→ **What to work on**
Copy every line of the records below where the word "Matsumoto" occurs.

→ **Items**
__________

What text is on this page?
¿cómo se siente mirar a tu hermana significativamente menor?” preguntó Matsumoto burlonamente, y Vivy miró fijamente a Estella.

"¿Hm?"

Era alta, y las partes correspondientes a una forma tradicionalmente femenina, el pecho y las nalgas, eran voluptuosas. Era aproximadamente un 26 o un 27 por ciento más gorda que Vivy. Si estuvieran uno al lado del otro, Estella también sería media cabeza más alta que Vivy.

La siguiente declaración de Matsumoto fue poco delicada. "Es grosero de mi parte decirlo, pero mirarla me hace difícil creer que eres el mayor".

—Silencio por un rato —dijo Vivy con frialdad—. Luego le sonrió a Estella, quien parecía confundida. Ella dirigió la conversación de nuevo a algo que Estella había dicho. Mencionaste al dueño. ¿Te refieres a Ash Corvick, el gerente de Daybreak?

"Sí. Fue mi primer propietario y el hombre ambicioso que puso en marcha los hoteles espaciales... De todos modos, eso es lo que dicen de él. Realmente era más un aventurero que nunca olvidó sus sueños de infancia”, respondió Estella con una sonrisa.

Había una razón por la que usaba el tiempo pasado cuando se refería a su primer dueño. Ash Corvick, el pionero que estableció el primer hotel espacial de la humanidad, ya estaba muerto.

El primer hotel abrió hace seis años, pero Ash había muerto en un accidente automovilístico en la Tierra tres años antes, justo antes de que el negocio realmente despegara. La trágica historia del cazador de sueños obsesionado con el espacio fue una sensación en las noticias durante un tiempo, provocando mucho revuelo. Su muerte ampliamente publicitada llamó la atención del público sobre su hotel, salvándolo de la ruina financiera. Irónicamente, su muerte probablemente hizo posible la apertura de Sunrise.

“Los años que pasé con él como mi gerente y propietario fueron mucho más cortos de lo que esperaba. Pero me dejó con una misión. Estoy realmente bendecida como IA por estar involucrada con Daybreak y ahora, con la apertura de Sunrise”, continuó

__________

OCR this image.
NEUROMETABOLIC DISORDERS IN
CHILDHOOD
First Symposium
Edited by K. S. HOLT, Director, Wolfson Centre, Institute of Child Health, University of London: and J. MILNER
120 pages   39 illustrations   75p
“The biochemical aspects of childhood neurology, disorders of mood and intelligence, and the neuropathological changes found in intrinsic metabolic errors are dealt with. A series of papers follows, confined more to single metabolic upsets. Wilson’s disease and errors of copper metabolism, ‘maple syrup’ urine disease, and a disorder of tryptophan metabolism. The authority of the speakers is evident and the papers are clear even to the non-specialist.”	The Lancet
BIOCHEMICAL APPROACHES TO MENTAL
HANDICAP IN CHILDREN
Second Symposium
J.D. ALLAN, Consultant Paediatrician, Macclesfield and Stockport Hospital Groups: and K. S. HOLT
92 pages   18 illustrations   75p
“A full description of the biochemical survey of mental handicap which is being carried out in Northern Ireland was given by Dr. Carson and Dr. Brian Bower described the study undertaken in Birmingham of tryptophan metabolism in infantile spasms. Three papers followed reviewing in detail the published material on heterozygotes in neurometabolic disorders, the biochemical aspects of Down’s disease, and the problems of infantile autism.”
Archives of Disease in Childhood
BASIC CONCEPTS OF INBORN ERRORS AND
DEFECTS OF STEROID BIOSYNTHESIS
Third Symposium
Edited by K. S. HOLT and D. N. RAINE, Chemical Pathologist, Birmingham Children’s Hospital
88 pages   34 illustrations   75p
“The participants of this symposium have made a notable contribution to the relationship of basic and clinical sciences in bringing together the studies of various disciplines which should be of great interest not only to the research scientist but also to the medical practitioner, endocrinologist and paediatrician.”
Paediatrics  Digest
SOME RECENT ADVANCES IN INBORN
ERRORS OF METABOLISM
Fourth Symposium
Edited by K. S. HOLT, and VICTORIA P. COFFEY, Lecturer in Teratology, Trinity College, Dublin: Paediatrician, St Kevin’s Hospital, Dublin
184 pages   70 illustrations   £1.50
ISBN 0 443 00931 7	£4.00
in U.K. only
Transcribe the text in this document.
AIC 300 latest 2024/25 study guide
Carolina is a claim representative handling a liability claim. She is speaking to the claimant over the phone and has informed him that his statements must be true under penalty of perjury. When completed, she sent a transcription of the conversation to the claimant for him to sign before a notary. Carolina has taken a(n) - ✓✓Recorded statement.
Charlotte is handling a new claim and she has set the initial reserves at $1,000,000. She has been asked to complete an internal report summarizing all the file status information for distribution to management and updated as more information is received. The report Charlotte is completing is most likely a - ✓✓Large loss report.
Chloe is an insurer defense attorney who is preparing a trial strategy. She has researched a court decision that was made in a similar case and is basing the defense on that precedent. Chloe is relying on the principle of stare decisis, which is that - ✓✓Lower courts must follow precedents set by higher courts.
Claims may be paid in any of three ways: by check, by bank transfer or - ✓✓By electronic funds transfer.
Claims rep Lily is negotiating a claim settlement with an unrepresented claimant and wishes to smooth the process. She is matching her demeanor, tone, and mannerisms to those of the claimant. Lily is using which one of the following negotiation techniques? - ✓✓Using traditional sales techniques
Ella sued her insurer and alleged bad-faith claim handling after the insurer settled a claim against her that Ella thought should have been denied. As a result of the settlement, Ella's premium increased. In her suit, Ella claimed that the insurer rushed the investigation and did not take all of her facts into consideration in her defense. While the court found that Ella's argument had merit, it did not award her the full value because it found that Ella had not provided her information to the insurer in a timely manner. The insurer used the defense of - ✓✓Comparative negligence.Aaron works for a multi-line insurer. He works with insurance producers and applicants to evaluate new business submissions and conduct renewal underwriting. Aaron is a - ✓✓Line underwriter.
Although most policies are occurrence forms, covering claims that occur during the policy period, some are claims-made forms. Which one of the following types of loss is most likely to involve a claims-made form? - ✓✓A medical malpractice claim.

__________

→ **Solution**
¿cómo se siente mirar a tu hermana significativamente menor?” preguntó Matsumoto burlonamente, y Vivy miró fijamente a Estella.
La siguiente declaración de Matsumoto fue poco delicada. "Es grosero de mi parte decirlo, pero mirarla me hace difícil creer que eres el mayor".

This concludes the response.